▶ **Exercise aim**
Gather every line below where "this" appears.

▶ **Rows**
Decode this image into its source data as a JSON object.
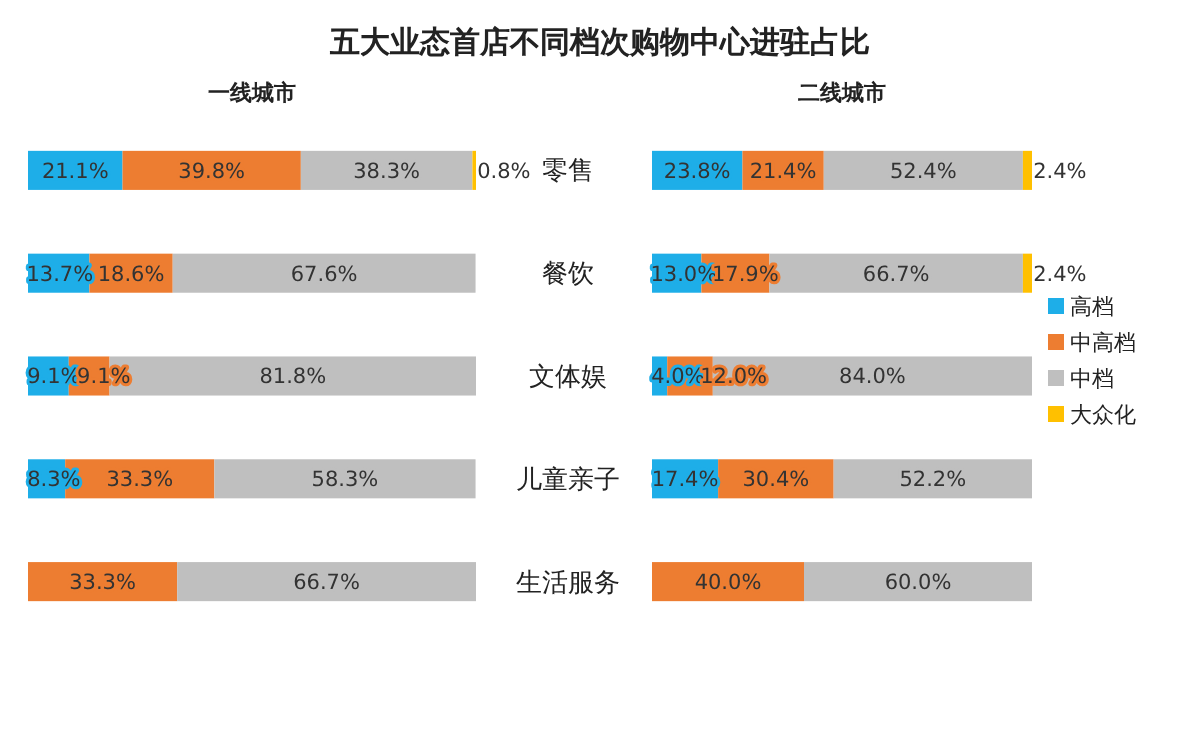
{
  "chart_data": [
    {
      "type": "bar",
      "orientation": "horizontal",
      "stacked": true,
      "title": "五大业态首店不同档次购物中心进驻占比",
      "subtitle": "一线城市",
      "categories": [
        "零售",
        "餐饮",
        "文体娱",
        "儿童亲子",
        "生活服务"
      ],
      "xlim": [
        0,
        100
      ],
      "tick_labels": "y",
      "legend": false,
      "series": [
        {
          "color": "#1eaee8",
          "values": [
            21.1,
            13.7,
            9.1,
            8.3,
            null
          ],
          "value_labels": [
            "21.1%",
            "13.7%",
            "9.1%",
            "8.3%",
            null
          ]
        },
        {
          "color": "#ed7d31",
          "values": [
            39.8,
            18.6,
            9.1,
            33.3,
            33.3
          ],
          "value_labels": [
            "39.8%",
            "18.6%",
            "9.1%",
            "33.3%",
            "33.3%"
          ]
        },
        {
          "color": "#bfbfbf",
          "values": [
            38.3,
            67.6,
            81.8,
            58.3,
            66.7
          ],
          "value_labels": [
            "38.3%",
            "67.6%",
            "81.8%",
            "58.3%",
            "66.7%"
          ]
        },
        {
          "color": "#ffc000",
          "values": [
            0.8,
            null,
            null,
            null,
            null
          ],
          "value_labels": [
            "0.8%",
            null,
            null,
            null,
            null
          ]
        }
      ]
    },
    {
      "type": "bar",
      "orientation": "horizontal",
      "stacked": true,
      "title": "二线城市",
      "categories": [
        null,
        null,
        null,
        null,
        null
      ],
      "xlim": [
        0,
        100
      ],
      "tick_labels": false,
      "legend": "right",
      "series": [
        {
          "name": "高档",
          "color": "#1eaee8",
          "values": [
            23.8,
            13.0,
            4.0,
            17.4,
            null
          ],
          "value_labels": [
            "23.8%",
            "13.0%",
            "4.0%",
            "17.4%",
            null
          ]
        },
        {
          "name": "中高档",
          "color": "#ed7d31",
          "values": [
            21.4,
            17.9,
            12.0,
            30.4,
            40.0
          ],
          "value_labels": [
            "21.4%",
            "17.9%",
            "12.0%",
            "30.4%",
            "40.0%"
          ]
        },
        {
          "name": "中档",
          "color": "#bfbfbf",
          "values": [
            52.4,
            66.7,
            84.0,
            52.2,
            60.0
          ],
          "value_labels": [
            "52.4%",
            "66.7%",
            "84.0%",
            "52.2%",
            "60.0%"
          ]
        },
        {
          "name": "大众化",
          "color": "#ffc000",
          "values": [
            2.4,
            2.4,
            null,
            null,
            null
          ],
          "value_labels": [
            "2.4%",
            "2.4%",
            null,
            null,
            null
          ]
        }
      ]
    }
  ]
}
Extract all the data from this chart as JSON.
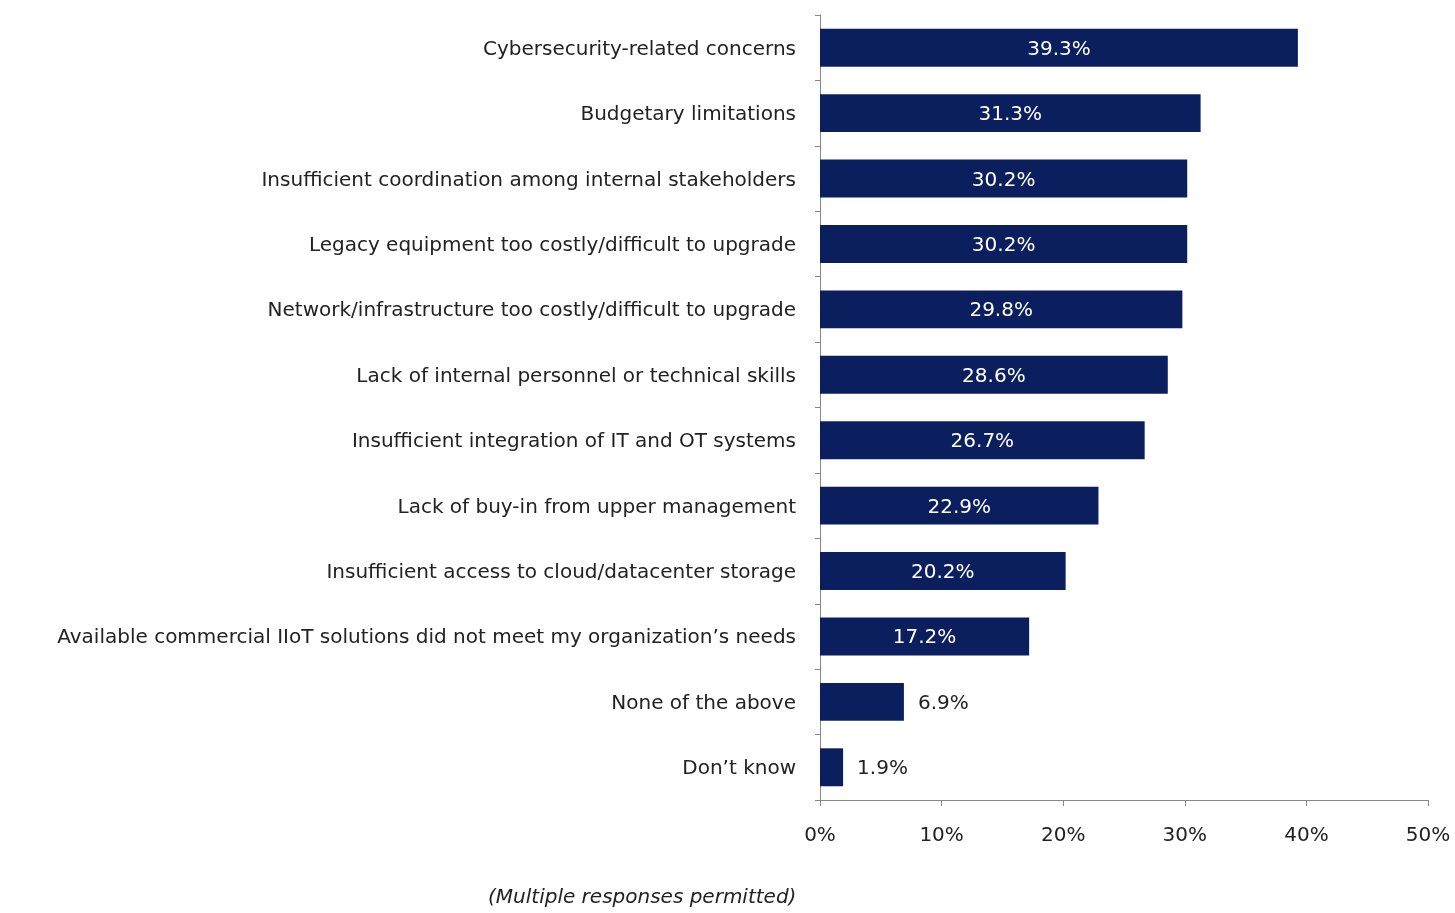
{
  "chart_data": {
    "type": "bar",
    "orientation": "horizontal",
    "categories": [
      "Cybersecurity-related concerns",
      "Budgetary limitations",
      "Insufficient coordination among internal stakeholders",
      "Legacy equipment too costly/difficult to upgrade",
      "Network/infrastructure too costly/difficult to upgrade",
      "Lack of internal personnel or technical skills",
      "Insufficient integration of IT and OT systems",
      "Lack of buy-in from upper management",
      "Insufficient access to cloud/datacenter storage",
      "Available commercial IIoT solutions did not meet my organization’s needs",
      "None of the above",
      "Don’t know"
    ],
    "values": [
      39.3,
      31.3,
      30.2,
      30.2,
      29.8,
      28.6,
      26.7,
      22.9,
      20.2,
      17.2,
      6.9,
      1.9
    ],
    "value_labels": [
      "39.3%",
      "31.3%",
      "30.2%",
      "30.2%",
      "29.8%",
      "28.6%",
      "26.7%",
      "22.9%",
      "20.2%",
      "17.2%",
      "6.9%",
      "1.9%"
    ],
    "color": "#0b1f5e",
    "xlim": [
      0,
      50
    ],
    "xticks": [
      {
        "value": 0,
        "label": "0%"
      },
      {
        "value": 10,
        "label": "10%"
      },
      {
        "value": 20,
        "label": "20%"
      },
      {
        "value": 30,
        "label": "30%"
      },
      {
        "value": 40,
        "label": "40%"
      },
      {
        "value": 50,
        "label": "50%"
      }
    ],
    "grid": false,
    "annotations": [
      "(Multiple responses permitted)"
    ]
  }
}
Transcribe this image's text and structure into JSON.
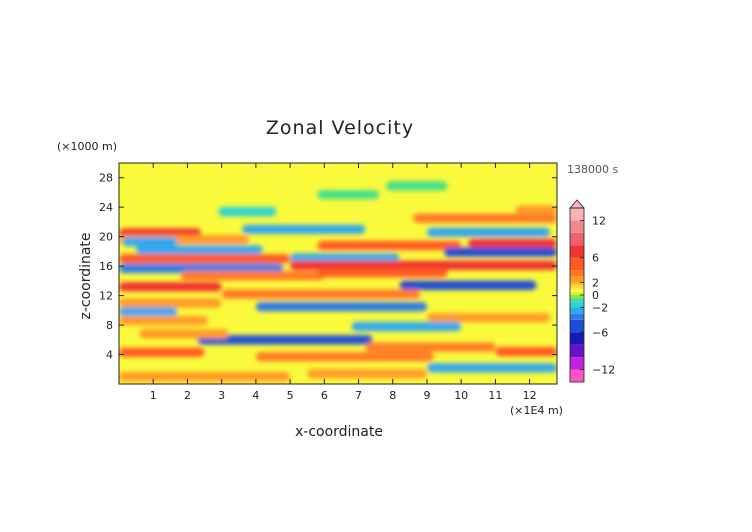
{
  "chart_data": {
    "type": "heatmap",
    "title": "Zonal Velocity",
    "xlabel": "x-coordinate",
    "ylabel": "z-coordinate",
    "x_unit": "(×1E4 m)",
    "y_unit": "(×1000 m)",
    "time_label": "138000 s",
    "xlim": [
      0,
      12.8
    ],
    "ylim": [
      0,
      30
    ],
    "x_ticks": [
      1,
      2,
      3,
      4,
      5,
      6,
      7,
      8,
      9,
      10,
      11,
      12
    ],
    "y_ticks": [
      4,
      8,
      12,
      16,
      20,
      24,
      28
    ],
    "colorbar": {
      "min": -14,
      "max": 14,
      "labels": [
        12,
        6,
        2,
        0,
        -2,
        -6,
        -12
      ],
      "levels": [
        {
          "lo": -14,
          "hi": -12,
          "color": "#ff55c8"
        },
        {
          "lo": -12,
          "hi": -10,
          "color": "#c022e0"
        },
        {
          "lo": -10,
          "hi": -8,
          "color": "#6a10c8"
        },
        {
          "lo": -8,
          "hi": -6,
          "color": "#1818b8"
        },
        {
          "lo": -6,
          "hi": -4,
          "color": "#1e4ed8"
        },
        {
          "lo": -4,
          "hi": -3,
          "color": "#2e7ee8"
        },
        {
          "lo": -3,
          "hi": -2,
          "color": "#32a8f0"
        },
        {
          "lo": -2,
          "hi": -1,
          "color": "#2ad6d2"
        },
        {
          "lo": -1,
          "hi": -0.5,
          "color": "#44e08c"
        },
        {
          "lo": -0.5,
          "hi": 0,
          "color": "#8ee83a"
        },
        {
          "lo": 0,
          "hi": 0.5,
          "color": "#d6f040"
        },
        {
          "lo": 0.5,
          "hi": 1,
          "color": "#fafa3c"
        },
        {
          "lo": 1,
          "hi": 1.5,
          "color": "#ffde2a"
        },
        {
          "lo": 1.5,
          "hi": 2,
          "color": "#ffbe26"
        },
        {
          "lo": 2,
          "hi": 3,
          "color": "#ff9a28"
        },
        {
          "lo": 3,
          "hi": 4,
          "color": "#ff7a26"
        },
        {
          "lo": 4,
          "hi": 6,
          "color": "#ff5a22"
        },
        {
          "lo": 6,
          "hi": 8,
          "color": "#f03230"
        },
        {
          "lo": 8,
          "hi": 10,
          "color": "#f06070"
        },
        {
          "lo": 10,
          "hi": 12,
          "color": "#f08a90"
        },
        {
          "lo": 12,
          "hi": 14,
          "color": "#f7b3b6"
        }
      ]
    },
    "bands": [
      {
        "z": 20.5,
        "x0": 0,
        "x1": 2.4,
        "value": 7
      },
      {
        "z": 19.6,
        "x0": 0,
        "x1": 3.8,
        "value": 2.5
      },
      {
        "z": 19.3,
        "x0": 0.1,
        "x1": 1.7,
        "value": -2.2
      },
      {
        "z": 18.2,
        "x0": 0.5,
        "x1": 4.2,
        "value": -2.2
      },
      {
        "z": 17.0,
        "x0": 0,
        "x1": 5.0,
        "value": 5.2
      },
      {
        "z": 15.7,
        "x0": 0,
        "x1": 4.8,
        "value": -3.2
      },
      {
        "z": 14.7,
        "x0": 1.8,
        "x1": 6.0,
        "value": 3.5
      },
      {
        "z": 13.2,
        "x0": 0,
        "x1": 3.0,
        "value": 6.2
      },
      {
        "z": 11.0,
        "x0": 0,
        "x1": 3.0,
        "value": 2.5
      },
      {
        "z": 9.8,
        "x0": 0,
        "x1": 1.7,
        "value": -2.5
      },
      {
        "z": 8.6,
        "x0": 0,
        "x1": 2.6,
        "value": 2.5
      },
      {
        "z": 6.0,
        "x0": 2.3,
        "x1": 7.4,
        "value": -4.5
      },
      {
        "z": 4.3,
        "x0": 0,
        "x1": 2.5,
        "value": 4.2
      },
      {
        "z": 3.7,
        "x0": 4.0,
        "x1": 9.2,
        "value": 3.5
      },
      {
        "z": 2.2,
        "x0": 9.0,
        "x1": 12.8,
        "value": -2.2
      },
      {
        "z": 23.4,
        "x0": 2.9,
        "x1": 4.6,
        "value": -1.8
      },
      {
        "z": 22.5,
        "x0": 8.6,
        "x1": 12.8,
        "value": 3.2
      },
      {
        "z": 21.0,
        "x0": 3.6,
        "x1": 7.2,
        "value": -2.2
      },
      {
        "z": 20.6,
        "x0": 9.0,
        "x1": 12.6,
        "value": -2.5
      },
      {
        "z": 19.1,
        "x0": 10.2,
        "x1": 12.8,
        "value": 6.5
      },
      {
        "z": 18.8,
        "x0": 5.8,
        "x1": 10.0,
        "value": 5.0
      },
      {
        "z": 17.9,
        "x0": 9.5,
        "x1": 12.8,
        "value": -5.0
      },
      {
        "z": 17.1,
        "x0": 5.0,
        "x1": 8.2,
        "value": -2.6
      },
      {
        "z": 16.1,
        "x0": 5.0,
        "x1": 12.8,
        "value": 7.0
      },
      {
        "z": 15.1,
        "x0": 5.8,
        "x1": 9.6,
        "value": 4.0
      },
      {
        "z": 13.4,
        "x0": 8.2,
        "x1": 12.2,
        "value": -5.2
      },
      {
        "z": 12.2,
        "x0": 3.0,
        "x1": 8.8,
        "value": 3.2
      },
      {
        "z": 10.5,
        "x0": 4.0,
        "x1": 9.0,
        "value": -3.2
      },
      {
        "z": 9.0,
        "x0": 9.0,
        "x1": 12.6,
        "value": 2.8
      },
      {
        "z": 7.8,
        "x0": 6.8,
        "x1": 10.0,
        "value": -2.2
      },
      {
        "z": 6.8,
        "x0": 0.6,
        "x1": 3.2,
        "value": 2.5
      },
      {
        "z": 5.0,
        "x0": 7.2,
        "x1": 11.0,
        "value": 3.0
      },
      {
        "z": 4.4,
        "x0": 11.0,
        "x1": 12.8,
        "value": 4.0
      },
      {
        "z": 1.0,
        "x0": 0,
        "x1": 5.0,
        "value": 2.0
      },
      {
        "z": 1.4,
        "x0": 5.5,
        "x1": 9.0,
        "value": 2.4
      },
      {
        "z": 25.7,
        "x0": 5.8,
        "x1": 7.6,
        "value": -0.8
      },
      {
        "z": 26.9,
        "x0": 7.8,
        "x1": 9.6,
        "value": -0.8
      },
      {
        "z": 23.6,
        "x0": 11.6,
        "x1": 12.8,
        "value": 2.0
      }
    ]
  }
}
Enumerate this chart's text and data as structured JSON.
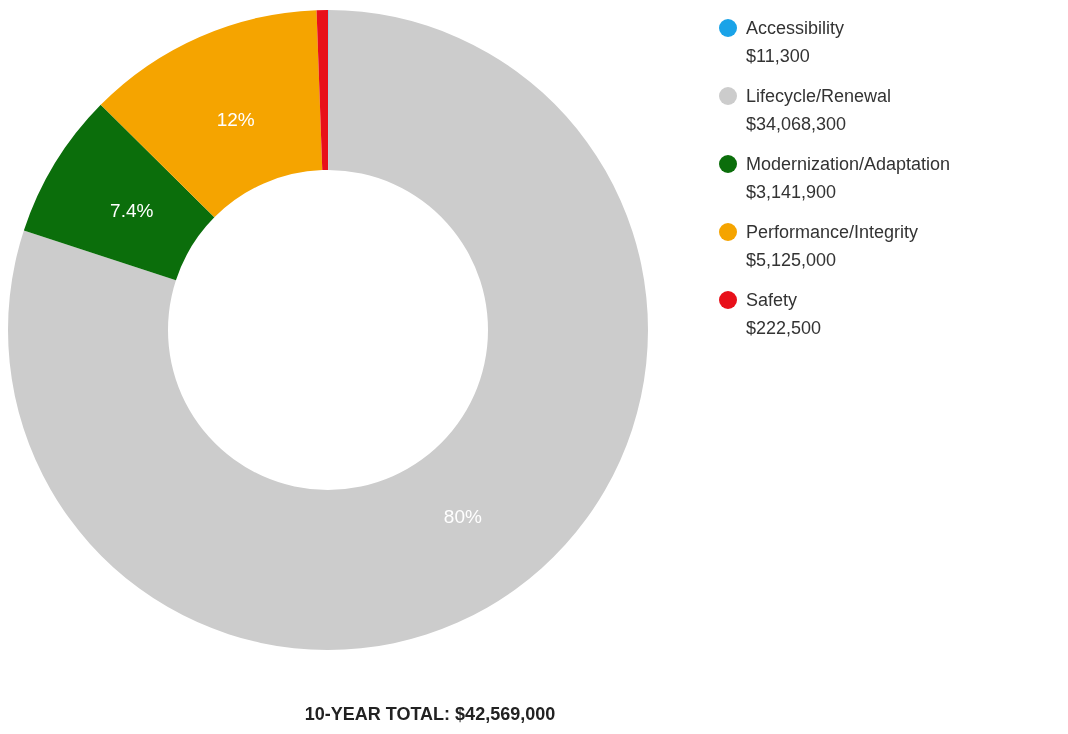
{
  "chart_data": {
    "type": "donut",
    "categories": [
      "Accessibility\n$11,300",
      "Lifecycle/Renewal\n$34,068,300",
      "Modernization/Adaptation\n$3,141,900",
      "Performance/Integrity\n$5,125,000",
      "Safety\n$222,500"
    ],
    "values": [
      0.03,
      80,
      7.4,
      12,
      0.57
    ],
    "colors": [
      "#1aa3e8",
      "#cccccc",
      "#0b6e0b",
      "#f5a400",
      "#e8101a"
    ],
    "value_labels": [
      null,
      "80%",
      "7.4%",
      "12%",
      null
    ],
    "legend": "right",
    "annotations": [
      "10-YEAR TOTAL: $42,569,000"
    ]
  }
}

▶ **Written response**
Decode this image into its source data as a JSON object.
Extract all the data from this chart as JSON.
Transcribe this image's text and structure into JSON.
Enumerate this chart's text and data as structured JSON.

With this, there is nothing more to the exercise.